-- begin THE DATA --

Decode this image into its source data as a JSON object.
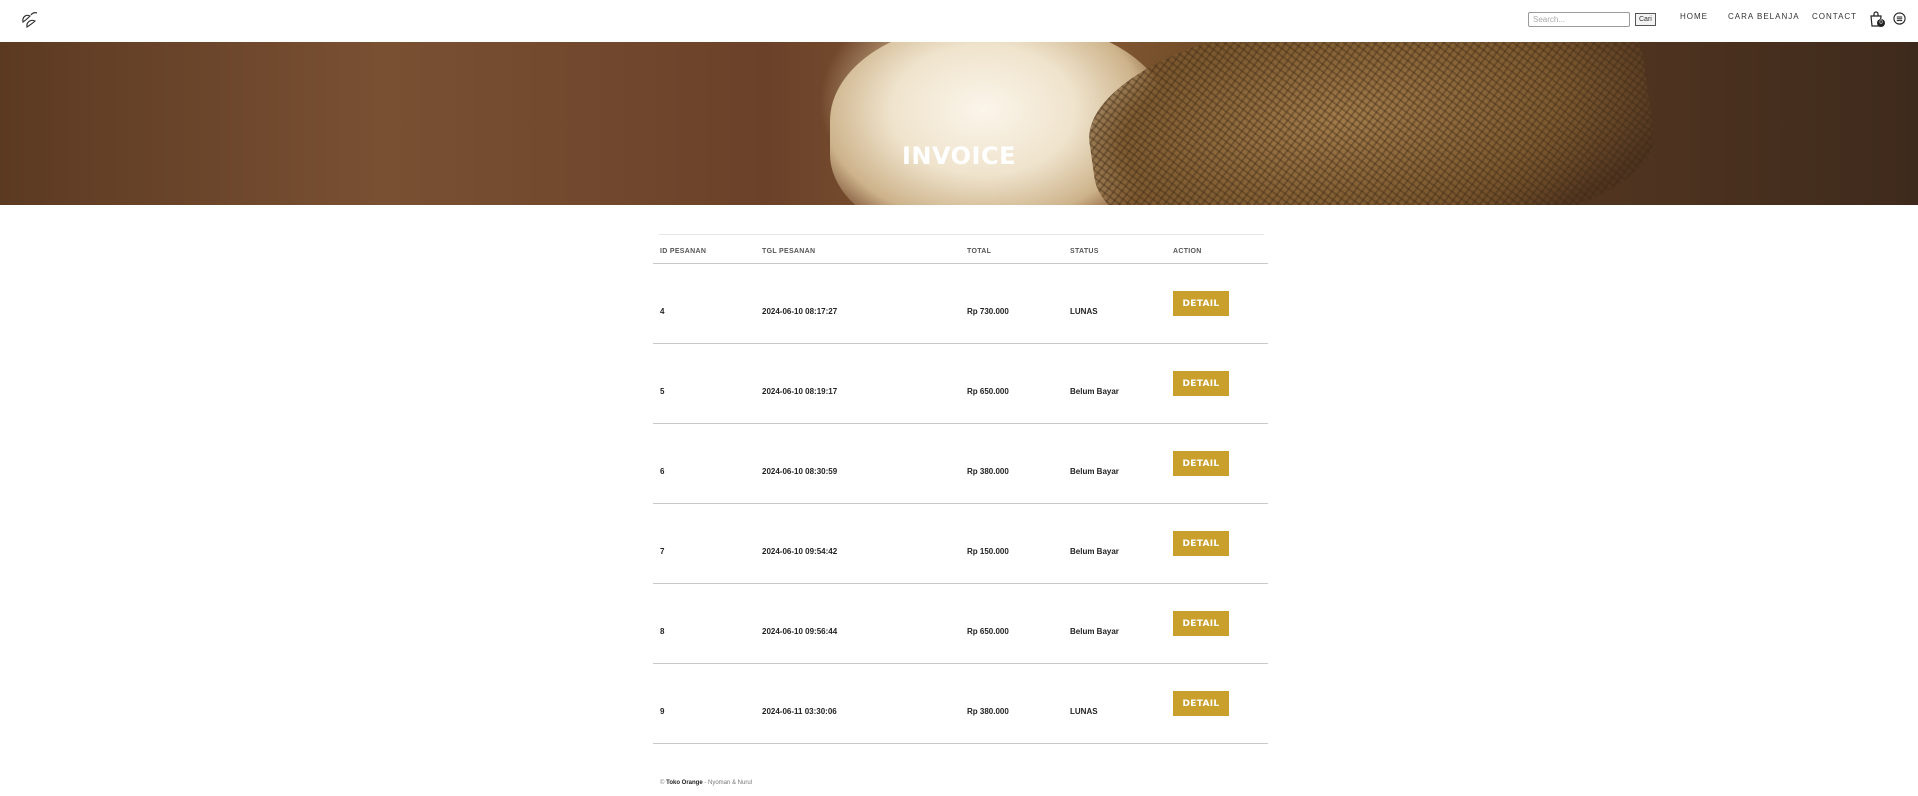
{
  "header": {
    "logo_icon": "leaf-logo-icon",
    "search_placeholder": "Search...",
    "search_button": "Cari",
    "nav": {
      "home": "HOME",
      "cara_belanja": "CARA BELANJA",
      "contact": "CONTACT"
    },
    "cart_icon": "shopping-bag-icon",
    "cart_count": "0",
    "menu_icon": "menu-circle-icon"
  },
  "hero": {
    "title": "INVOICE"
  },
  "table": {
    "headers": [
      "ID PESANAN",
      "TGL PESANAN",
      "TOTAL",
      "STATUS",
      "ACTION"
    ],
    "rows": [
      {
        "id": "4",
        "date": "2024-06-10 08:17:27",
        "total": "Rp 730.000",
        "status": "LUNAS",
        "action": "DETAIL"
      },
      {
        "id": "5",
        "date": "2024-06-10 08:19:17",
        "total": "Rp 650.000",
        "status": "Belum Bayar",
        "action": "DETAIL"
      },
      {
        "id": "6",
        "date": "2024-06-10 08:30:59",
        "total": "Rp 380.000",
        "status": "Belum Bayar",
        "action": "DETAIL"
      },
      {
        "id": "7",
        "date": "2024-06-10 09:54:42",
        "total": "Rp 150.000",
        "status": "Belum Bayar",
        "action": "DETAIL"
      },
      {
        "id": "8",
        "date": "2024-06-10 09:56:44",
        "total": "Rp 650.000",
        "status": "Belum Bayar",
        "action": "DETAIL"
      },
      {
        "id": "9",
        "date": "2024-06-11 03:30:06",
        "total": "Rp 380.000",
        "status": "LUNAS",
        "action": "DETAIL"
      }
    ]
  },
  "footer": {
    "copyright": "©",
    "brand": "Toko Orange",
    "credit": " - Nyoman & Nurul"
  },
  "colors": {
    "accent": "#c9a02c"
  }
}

-- end THE DATA --

PROBLEM STATEMENT: Reproduce every record above exactly, but leave out the pictures.

SOLUTION TO THE EXERCISE:
Decode this image into its source data as a JSON object.
{
  "header": {
    "logo_icon": "leaf-logo-icon",
    "search_placeholder": "Search...",
    "search_button": "Cari",
    "nav": {
      "home": "HOME",
      "cara_belanja": "CARA BELANJA",
      "contact": "CONTACT"
    },
    "cart_icon": "shopping-bag-icon",
    "cart_count": "0",
    "menu_icon": "menu-circle-icon"
  },
  "hero": {
    "title": "INVOICE"
  },
  "table": {
    "headers": [
      "ID PESANAN",
      "TGL PESANAN",
      "TOTAL",
      "STATUS",
      "ACTION"
    ],
    "rows": [
      {
        "id": "4",
        "date": "2024-06-10 08:17:27",
        "total": "Rp 730.000",
        "status": "LUNAS",
        "action": "DETAIL"
      },
      {
        "id": "5",
        "date": "2024-06-10 08:19:17",
        "total": "Rp 650.000",
        "status": "Belum Bayar",
        "action": "DETAIL"
      },
      {
        "id": "6",
        "date": "2024-06-10 08:30:59",
        "total": "Rp 380.000",
        "status": "Belum Bayar",
        "action": "DETAIL"
      },
      {
        "id": "7",
        "date": "2024-06-10 09:54:42",
        "total": "Rp 150.000",
        "status": "Belum Bayar",
        "action": "DETAIL"
      },
      {
        "id": "8",
        "date": "2024-06-10 09:56:44",
        "total": "Rp 650.000",
        "status": "Belum Bayar",
        "action": "DETAIL"
      },
      {
        "id": "9",
        "date": "2024-06-11 03:30:06",
        "total": "Rp 380.000",
        "status": "LUNAS",
        "action": "DETAIL"
      }
    ]
  },
  "footer": {
    "copyright": "©",
    "brand": "Toko Orange",
    "credit": " - Nyoman & Nurul"
  },
  "colors": {
    "accent": "#c9a02c"
  }
}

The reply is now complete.